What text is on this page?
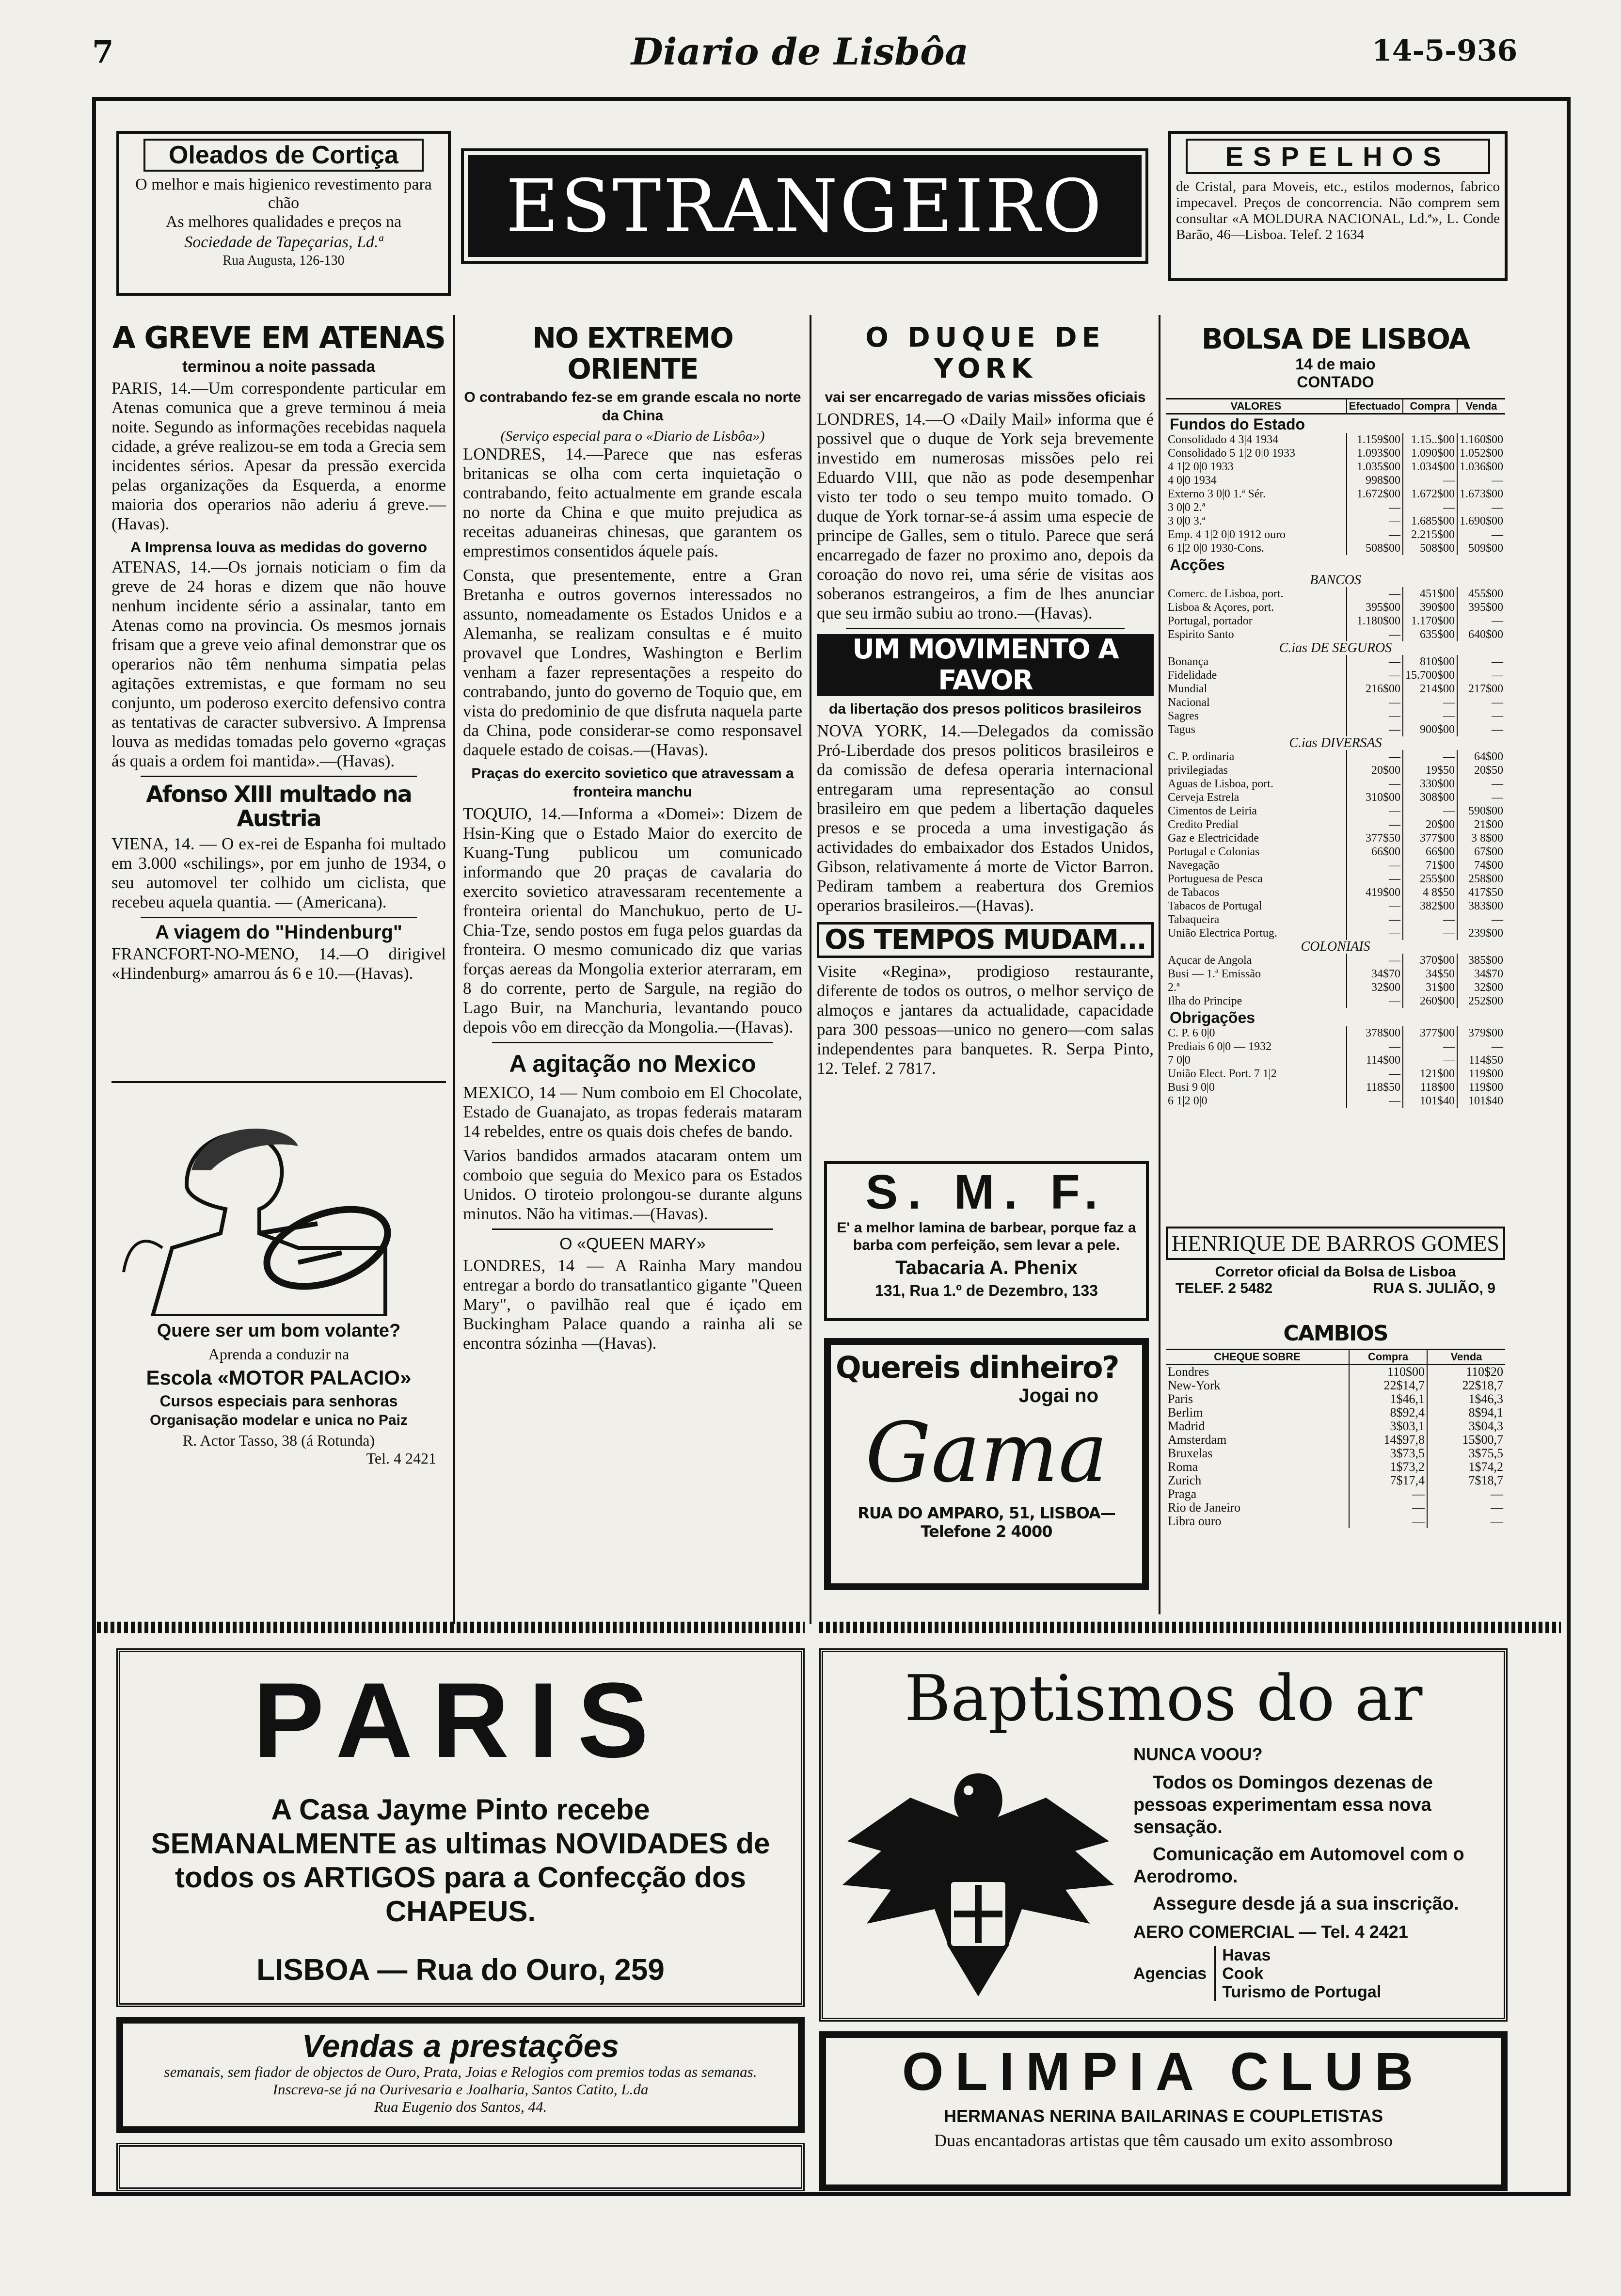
7	Diario de Lisbôa	14-5-936
Oleados de Cortiça
O melhor e mais higienico revestimento para chão
As melhores qualidades e preços na
Sociedade de Tapeçarias, Ld.ª
Rua Augusta, 126-130
ESTRANGEIRO
ESPELHOS
de Cristal, para Moveis, etc., estilos modernos, fabrico impecavel. Preços de concorrencia. Não comprem sem consultar «A MOLDURA NACIONAL, Ld.ª», L. Conde Barão, 46—Lisboa. Telef. 2 1634
A GREVE EM ATENAS
terminou a noite passada

PARIS, 14.—Um correspondente particular em Atenas comunica que a greve terminou á meia noite. Segundo as informações recebidas naquela cidade, a gréve realizou-se em toda a Grecia sem incidentes sérios. Apesar da pressão exercida pelas organizações da Esquerda, a enorme maioria dos operarios não aderiu á greve.—(Havas).

A Imprensa louva as medidas do governo

ATENAS, 14.—Os jornais noticiam o fim da greve de 24 horas e dizem que não houve nenhum incidente sério a assinalar, tanto em Atenas como na provincia. Os mesmos jornais frisam que a greve veio afinal demonstrar que os operarios não têm nenhuma simpatia pelas agitações extremistas, e que formam no seu conjunto, um poderoso exercito defensivo contra as tentativas de caracter subversivo. A Imprensa louva as medidas tomadas pelo governo «graças ás quais a ordem foi mantida».—(Havas).

Afonso XIII multado na Austria

VIENA, 14. — O ex-rei de Espanha foi multado em 3.000 «schilings», por em junho de 1934, o seu automovel ter colhido um ciclista, que recebeu aquela quantia. — (Americana).

A viagem do "Hindenburg"

FRANCFORT-NO-MENO, 14.—O dirigivel «Hindenburg» amarrou ás 6 e 10.—(Havas).

Quere ser um bom volante?
Aprenda a conduzir na
Escola «MOTOR PALACIO»
Cursos especiais para senhoras
Organisação modelar e unica no Paiz
R. Actor Tasso, 38 (á Rotunda)
Tel. 4 2421
NO EXTREMO ORIENTE
O contrabando fez-se em grande escala no norte da China
(Serviço especial para o «Diario de Lisbôa»)

LONDRES, 14.—Parece que nas esferas britanicas se olha com certa inquietação o contrabando, feito actualmente em grande escala no norte da China e que muito prejudica as receitas aduaneiras chinesas, que garantem os emprestimos consentidos áquele país.

Consta, que presentemente, entre a Gran Bretanha e outros governos interessados no assunto, nomeadamente os Estados Unidos e a Alemanha, se realizam consultas e é muito provavel que Londres, Washington e Berlim venham a fazer representações a respeito do contrabando, junto do governo de Toquio que, em vista do predominio de que disfruta naquela parte da China, pode considerar-se como responsavel daquele estado de coisas.—(Havas).

Praças do exercito sovietico que atravessam a fronteira manchu

TOQUIO, 14.—Informa a «Domei»: Dizem de Hsin-King que o Estado Maior do exercito de Kuang-Tung publicou um comunicado informando que 20 praças de cavalaria do exercito sovietico atravessaram recentemente a fronteira oriental do Manchukuo, perto de U-Chia-Tze, sendo postos em fuga pelos guardas da fronteira. O mesmo comunicado diz que varias forças aereas da Mongolia exterior aterraram, em 8 do corrente, perto de Sargule, na região do Lago Buir, na Manchuria, levantando pouco depois vôo em direcção da Mongolia.—(Havas).

A agitação no Mexico

MEXICO, 14 — Num comboio em El Chocolate, Estado de Guanajato, as tropas federais mataram 14 rebeldes, entre os quais dois chefes de bando.

Varios bandidos armados atacaram ontem um comboio que seguia do Mexico para os Estados Unidos. O tiroteio prolongou-se durante alguns minutos. Não ha vitimas.—(Havas).

O «QUEEN MARY»

LONDRES, 14 — A Rainha Mary mandou entregar a bordo do transatlantico gigante "Queen Mary", o pavilhão real que é içado em Buckingham Palace quando a rainha ali se encontra sózinha —(Havas).

O DUQUE DE YORK
vai ser encarregado de varias missões oficiais

LONDRES, 14.—O «Daily Mail» informa que é possivel que o duque de York seja brevemente investido em numerosas missões pelo rei Eduardo VIII, que não as pode desempenhar visto ter todo o seu tempo muito tomado. O duque de York tornar-se-á assim uma especie de principe de Galles, sem o titulo. Parece que será encarregado de fazer no proximo ano, depois da coroação do novo rei, uma série de visitas aos soberanos estrangeiros, a fim de lhes anunciar que seu irmão subiu ao trono.—(Havas).

UM MOVIMENTO A FAVOR
da libertação dos presos politicos brasileiros

NOVA YORK, 14.—Delegados da comissão Pró-Liberdade dos presos politicos brasileiros e da comissão de defesa operaria internacional entregaram uma representação ao consul brasileiro em que pedem a libertação daqueles presos e se proceda a uma investigação ás actividades do embaixador dos Estados Unidos, Gibson, relativamente á morte de Victor Barron. Pediram tambem a reabertura dos Gremios operarios brasileiros.—(Havas).

OS TEMPOS MUDAM...

Visite «Regina», prodigioso restaurante, diferente de todos os outros, o melhor serviço de almoços e jantares da actualidade, capacidade para 300 pessoas—unico no genero—com salas independentes para banquetes. R. Serpa Pinto, 12. Telef. 2 7817.

S. M. F.
E' a melhor lamina de barbear, porque faz a barba com perfeição, sem levar a pele.
Tabacaria A. Phenix
131, Rua 1.º de Dezembro, 133
Quereis dinheiro?
Jogai no
Gama
RUA DO AMPARO, 51, LISBOA—Telefone 2 4000
BOLSA DE LISBOA
14 de maio
CONTADO
VALORES	Efectuado	Compra	Venda
Fundos do Estado			
Consolidado 4 3|4 1934	1.159$00	1.15..$00	1.160$00
Consolidado 5 1|2 0|0 1933	1.093$00	1.090$00	1.052$00
4 1|2 0|0 1933	1.035$00	1.034$00	1.036$00
4 0|0 1934	998$00	—	—
Externo 3 0|0 1.ª Sér.	1.672$00	1.672$00	1.673$00
3 0|0 2.ª	—	—	—
3 0|0 3.ª	—	1.685$00	1.690$00
Emp. 4 1|2 0|0 1912 ouro	—	2.215$00	—
6 1|2 0|0 1930-Cons.	508$00	508$00	509$00
Acções			
BANCOS			
Comerc. de Lisboa, port.	—	451$00	455$00
Lisboa & Açores, port.	395$00	390$00	395$00
Portugal, portador	1.180$00	1.170$00	—
Espirito Santo	—	635$00	640$00
C.ias DE SEGUROS			
Bonança	—	810$00	—
Fidelidade	—	15.700$00	—
Mundial	216$00	214$00	217$00
Nacional	—	—	—
Sagres	—	—	—
Tagus	—	900$00	—
C.ias DIVERSAS			
C. P. ordinaria	—	—	64$00
privilegiadas	20$00	19$50	20$50
Aguas de Lisboa, port.	—	330$00	—
Cerveja Estrela	310$00	308$00	—
Cimentos de Leiria	—	—	590$00
Credito Predial	—	20$00	21$00
Gaz e Electricidade	377$50	377$00	3 8$00
Portugal e Colonias	66$00	66$00	67$00
Navegação	—	71$00	74$00
Portuguesa de Pesca	—	255$00	258$00
de Tabacos	419$00	4 8$50	417$50
Tabacos de Portugal	—	382$00	383$00
Tabaqueira	—	—	—
União Electrica Portug.	—	—	239$00
COLONIAIS			
Açucar de Angola	—	370$00	385$00
Busi — 1.ª Emissão	34$70	34$50	34$70
2.ª	32$00	31$00	32$00
Ilha do Principe	—	260$00	252$00
Obrigações			
C. P. 6 0|0	378$00	377$00	379$00
Prediais 6 0|0 — 1932	—	—	—
7 0|0	114$00	—	114$50
União Elect. Port. 7 1|2	—	121$00	119$00
Busi 9 0|0	118$50	118$00	119$00
6 1|2 0|0	—	101$40	101$40
HENRIQUE DE BARROS GOMES
Corretor oficial da Bolsa de Lisboa
TELEF. 2 5482	RUA S. JULIÃO, 9
CAMBIOS
CHEQUE SOBRE	Compra	Venda
Londres	110$00	110$20
New-York	22$14,7	22$18,7
Paris	1$46,1	1$46,3
Berlim	8$92,4	8$94,1
Madrid	3$03,1	3$04,3
Amsterdam	14$97,8	15$00,7
Bruxelas	3$73,5	3$75,5
Roma	1$73,2	1$74,2
Zurich	7$17,4	7$18,7
Praga	—	—
Rio de Janeiro	—	—
Libra ouro	—	—
PARIS
A Casa Jayme Pinto recebe SEMANALMENTE as ultimas NOVIDADES de todos os ARTIGOS para a Confecção dos CHAPEUS.
LISBOA — Rua do Ouro, 259
Vendas a prestações
semanais, sem fiador de objectos de Ouro, Prata, Joias e Relogios com premios todas as semanas. Inscreva-se já na Ourivesaria e Joalharia, Santos Catito, L.da
Rua Eugenio dos Santos, 44.
Baptismos do ar
NUNCA VOOU?
Todos os Domingos dezenas de pessoas experimentam essa nova sensação.
Comunicação em Automovel com o Aerodromo.
Assegure desde já a sua inscrição.
AERO COMERCIAL — Tel. 4 2421
Agencias
Havas
Cook
Turismo de Portugal
OLIMPIA CLUB
HERMANAS NERINA BAILARINAS E COUPLETISTAS
Duas encantadoras artistas que têm causado um exito assombroso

_What to produce_: Pick out the lines that include the word "muito" and write them out.

_Written answer_:
LONDRES, 14.—Parece que nas esferas britanicas se olha com certa inquietação o contrabando, feito actualmente em grande escala no norte da China e que muito prejudica as receitas aduaneiras chinesas, que garantem os emprestimos consentidos áquele país.
Consta, que presentemente, entre a Gran Bretanha e outros governos interessados no assunto, nomeadamente os Estados Unidos e a Alemanha, se realizam consultas e é muito provavel que Londres, Washington e Berlim venham a fazer representações a respeito do contrabando, junto do governo de Toquio que, em vista do predominio de que disfruta naquela parte da China, pode considerar-se como responsavel daquele estado de coisas.—(Havas).
LONDRES, 14.—O «Daily Mail» informa que é possivel que o duque de York seja brevemente investido em numerosas missões pelo rei Eduardo VIII, que não as pode desempenhar visto ter todo o seu tempo muito tomado. O duque de York tornar-se-á assim uma especie de principe de Galles, sem o titulo. Parece que será encarregado de fazer no proximo ano, depois da coroação do novo rei, uma série de visitas aos soberanos estrangeiros, a fim de lhes anunciar que seu irmão subiu ao trono.—(Havas).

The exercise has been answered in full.